* _WRITTEN REQUEST_
Scan the data below. Pull out each line where "semester" occurs.

* _EXTRACTED INFORMATION_
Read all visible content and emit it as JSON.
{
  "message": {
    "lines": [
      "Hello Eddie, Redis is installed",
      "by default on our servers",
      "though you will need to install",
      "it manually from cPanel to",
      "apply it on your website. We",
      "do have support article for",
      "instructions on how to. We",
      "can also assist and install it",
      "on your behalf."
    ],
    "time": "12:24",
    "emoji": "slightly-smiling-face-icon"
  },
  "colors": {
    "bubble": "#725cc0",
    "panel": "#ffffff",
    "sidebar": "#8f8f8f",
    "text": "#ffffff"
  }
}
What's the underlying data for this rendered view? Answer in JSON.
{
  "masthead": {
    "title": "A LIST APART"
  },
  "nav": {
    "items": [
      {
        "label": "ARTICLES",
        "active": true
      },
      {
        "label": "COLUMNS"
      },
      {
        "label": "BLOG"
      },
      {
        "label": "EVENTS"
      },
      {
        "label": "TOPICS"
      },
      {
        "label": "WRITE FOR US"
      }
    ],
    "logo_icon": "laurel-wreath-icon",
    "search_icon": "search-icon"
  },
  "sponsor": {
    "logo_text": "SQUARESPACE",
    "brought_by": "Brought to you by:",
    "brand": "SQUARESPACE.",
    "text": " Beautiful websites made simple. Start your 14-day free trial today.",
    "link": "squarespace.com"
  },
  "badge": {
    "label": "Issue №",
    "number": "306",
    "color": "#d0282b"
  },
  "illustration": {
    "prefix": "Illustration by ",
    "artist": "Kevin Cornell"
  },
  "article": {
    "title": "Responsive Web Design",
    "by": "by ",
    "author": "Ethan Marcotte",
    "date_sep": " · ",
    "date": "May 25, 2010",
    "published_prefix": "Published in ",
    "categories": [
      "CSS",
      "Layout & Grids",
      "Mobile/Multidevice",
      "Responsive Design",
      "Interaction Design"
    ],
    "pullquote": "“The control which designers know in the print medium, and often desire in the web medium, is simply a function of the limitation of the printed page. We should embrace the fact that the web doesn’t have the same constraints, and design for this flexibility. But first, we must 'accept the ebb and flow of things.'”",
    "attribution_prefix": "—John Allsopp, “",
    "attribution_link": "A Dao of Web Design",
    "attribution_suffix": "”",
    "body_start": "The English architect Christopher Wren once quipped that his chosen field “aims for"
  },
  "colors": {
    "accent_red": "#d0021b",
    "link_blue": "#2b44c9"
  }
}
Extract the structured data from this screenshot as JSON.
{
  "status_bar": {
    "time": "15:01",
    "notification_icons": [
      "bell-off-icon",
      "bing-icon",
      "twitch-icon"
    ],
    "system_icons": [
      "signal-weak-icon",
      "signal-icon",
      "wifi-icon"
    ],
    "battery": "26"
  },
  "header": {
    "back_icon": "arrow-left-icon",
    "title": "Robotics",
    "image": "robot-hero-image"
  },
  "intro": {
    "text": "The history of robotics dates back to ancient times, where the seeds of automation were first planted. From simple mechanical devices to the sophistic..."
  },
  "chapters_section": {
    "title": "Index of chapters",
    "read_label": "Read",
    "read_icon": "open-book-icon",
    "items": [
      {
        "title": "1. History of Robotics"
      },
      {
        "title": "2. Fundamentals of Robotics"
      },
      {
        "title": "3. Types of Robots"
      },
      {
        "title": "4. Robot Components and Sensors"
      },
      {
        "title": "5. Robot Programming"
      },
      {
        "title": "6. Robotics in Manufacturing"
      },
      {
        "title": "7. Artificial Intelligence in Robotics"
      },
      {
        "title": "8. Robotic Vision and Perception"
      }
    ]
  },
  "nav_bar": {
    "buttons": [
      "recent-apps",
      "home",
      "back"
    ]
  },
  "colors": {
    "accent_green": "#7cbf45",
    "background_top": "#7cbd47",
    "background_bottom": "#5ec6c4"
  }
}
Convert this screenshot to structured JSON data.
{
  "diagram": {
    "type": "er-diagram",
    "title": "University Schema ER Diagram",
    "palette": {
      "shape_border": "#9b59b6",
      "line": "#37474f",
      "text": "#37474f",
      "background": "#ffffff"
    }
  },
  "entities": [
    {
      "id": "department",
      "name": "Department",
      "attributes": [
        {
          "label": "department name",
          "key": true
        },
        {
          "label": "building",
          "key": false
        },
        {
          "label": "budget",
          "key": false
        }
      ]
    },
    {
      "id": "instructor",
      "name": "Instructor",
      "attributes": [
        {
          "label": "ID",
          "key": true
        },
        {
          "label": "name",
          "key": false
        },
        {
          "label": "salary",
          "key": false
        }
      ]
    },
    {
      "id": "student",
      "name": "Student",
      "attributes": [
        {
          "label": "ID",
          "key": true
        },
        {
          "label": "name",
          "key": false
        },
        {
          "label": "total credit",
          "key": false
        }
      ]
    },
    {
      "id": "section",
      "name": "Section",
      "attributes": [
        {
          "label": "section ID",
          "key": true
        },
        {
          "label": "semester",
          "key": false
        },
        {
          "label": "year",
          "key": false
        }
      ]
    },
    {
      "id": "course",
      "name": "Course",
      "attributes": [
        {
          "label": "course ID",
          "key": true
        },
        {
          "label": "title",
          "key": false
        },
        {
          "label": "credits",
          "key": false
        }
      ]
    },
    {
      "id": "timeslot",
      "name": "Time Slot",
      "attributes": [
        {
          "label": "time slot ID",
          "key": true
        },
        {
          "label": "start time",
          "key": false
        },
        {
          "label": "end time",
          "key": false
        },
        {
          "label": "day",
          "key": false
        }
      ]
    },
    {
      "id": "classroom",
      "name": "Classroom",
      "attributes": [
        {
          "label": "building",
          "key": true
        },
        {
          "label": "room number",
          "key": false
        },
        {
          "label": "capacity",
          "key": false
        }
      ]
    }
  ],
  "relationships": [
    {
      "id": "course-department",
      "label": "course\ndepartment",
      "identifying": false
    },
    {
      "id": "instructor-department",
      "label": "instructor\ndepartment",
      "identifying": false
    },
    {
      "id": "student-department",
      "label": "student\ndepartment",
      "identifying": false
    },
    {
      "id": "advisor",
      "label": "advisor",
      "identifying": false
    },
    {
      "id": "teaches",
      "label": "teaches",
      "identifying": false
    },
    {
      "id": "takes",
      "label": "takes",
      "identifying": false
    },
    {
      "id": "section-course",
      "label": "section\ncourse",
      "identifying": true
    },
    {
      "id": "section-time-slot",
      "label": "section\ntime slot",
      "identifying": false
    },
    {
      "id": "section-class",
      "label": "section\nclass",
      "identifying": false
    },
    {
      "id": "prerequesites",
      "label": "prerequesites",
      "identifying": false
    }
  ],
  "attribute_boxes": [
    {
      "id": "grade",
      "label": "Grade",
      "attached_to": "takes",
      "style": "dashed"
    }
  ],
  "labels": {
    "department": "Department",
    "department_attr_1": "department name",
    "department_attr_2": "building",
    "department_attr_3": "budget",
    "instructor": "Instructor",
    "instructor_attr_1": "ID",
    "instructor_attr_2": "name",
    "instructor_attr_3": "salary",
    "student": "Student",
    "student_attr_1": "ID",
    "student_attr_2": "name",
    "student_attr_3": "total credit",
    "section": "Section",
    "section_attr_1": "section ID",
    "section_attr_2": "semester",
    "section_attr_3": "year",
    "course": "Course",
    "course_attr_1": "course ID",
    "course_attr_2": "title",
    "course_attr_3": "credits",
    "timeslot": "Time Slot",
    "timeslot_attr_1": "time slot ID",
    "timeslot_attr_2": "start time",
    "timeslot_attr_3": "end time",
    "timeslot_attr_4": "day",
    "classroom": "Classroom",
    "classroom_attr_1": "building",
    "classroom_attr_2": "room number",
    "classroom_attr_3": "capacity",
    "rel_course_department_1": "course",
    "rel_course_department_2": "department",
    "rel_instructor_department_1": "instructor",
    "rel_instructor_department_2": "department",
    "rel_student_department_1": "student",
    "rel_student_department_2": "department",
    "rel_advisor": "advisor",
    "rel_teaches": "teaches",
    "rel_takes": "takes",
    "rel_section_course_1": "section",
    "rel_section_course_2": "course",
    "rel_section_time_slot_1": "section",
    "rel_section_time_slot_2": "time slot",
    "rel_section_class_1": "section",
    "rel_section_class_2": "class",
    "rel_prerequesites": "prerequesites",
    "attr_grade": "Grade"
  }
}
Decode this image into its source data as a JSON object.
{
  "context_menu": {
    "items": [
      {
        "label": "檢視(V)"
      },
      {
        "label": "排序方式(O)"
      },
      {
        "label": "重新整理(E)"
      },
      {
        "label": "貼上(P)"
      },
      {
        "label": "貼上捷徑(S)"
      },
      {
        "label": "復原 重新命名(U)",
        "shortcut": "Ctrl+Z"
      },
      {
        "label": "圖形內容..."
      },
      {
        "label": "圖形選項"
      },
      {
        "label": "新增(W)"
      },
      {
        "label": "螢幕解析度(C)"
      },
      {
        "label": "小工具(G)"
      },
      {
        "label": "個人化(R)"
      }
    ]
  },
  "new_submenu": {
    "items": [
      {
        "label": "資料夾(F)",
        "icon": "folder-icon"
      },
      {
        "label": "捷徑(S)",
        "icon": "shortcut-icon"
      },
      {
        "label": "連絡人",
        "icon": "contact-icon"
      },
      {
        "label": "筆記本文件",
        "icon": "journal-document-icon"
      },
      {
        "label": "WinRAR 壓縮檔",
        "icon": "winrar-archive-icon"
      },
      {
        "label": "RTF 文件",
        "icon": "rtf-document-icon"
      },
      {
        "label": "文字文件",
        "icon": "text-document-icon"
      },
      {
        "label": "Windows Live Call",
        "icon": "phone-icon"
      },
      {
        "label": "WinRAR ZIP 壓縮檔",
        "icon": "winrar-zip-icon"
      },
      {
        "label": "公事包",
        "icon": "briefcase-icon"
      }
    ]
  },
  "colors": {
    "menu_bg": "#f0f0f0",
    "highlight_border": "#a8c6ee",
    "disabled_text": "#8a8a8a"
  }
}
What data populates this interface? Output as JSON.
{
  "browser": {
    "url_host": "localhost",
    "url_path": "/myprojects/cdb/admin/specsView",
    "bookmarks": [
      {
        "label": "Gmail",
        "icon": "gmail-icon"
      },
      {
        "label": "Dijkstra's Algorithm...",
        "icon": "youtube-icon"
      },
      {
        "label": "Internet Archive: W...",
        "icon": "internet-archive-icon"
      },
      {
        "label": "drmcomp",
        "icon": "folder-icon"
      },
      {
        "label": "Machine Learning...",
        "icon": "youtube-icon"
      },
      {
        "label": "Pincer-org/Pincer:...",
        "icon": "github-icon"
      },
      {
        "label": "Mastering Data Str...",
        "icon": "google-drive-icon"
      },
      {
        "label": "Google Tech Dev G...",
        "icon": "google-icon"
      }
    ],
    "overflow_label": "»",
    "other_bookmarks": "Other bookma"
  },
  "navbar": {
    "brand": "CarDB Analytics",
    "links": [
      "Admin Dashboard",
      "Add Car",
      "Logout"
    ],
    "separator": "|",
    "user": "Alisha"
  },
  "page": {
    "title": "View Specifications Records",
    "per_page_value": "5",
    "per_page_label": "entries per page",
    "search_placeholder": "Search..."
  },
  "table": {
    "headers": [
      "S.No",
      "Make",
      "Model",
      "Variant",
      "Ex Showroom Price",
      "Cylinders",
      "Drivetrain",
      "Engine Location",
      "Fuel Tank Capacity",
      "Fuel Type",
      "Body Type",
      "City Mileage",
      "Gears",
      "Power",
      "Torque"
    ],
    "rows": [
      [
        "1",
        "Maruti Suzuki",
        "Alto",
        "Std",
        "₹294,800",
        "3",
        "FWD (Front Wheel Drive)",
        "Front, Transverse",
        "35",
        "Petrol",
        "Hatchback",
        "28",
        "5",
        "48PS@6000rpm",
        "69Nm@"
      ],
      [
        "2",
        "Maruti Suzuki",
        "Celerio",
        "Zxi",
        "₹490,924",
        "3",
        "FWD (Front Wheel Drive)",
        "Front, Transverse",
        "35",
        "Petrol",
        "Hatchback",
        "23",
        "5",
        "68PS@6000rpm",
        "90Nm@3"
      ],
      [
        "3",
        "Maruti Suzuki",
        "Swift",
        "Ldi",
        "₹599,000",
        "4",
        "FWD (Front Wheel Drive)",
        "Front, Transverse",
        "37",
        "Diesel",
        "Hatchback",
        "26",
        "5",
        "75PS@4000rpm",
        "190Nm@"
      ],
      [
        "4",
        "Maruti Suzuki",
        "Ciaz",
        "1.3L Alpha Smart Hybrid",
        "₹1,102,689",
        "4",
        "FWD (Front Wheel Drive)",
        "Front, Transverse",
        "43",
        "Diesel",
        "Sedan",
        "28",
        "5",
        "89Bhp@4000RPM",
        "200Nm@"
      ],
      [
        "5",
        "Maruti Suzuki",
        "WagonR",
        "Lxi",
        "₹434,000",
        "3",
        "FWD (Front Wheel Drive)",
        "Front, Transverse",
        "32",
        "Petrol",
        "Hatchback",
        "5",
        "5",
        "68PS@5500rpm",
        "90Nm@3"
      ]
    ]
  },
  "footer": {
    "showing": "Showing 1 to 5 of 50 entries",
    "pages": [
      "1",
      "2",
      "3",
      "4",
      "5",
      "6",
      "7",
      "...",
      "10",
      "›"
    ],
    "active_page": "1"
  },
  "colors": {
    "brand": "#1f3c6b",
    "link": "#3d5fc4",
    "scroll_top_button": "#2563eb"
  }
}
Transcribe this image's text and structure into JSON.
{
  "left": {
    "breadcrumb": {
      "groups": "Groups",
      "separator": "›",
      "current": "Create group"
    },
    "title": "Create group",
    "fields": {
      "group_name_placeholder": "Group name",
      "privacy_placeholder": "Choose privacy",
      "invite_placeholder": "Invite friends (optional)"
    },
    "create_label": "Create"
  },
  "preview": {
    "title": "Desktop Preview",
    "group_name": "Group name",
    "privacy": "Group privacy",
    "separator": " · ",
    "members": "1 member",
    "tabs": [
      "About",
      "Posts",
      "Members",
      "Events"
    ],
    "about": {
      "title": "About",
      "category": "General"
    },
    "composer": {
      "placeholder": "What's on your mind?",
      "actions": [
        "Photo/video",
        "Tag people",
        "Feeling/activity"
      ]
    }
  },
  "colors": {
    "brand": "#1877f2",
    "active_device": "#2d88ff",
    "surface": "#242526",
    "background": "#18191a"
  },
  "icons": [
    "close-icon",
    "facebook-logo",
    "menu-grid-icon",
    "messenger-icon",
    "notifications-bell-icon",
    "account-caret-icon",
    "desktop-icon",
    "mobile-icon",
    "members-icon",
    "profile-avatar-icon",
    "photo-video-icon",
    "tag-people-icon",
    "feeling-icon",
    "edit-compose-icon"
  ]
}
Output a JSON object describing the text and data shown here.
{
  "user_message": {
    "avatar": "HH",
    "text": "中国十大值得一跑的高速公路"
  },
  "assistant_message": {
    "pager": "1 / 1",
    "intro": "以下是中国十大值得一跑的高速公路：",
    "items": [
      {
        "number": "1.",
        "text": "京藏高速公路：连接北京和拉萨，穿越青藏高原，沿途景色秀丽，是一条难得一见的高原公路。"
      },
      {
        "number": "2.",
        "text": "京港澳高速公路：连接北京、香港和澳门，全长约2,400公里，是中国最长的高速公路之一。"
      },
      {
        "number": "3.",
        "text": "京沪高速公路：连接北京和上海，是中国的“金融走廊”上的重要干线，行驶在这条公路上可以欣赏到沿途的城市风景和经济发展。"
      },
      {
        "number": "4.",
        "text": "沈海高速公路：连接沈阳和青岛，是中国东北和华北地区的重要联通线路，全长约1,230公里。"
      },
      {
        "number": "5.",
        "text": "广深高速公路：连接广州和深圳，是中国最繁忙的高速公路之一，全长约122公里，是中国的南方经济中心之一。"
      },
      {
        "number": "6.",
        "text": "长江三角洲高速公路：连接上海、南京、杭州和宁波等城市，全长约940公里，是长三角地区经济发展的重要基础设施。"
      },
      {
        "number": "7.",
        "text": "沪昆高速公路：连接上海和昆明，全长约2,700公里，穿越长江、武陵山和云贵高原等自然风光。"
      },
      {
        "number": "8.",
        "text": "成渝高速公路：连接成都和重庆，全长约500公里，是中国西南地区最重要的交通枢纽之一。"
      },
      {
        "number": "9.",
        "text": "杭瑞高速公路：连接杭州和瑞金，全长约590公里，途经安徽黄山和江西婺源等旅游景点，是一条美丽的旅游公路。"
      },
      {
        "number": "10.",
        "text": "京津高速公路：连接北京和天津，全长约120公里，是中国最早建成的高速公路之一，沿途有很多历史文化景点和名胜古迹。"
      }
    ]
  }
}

* _COMPLETE OUTPUT_
          "label": "semester",
    "section_attr_2": "semester",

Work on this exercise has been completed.